Task details => Collect every line that includes the string "Default".

══ Raw records ══

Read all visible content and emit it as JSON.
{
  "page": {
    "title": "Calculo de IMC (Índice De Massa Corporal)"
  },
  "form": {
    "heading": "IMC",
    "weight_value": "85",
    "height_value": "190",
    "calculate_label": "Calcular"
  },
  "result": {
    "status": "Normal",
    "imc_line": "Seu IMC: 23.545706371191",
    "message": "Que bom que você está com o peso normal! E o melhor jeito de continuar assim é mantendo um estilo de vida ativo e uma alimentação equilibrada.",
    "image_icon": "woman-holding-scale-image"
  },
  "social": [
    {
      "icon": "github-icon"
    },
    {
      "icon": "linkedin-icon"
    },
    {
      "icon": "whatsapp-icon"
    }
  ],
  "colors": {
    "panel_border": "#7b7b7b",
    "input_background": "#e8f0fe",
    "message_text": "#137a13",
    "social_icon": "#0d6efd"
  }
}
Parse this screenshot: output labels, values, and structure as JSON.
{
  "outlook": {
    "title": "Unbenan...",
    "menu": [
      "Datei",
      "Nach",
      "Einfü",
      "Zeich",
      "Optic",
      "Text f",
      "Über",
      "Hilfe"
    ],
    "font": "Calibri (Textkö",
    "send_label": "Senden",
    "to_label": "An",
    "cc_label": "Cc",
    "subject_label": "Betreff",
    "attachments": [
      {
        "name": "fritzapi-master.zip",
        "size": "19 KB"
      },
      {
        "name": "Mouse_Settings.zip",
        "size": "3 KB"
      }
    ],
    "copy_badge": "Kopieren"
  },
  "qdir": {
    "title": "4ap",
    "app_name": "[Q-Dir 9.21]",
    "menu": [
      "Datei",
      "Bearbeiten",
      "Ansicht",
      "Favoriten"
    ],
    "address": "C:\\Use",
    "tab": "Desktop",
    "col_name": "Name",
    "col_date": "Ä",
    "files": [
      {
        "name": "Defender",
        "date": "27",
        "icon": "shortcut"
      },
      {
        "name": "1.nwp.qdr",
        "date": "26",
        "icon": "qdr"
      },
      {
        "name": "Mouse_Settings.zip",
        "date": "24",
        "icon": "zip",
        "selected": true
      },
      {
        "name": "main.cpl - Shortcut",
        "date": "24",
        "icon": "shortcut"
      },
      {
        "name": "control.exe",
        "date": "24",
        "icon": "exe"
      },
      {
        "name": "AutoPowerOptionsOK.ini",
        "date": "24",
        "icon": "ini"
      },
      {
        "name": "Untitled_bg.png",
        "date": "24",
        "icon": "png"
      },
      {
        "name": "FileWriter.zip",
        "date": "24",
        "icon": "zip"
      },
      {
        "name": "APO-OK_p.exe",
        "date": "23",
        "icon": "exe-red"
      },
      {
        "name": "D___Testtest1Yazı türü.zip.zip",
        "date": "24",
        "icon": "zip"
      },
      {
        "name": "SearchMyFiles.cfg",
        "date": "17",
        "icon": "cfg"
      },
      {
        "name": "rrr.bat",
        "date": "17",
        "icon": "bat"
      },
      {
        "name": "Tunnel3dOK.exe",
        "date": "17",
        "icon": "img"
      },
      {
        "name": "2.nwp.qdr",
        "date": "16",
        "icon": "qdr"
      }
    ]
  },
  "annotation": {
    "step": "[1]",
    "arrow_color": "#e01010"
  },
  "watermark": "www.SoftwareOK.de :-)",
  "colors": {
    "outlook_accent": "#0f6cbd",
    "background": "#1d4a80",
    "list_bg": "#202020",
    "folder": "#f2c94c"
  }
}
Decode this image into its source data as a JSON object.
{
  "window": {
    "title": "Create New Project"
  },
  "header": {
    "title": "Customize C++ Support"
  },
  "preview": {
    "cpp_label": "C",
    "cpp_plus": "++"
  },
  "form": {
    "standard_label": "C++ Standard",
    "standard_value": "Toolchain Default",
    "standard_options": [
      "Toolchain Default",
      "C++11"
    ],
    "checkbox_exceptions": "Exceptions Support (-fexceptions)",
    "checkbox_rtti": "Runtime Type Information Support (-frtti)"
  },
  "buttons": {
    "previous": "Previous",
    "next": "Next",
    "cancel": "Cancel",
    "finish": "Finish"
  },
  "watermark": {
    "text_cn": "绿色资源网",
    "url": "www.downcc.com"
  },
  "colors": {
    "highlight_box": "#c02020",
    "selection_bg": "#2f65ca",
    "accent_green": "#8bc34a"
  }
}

═══

Solution =>
    "standard_value": "Toolchain Default",
      "Toolchain Default",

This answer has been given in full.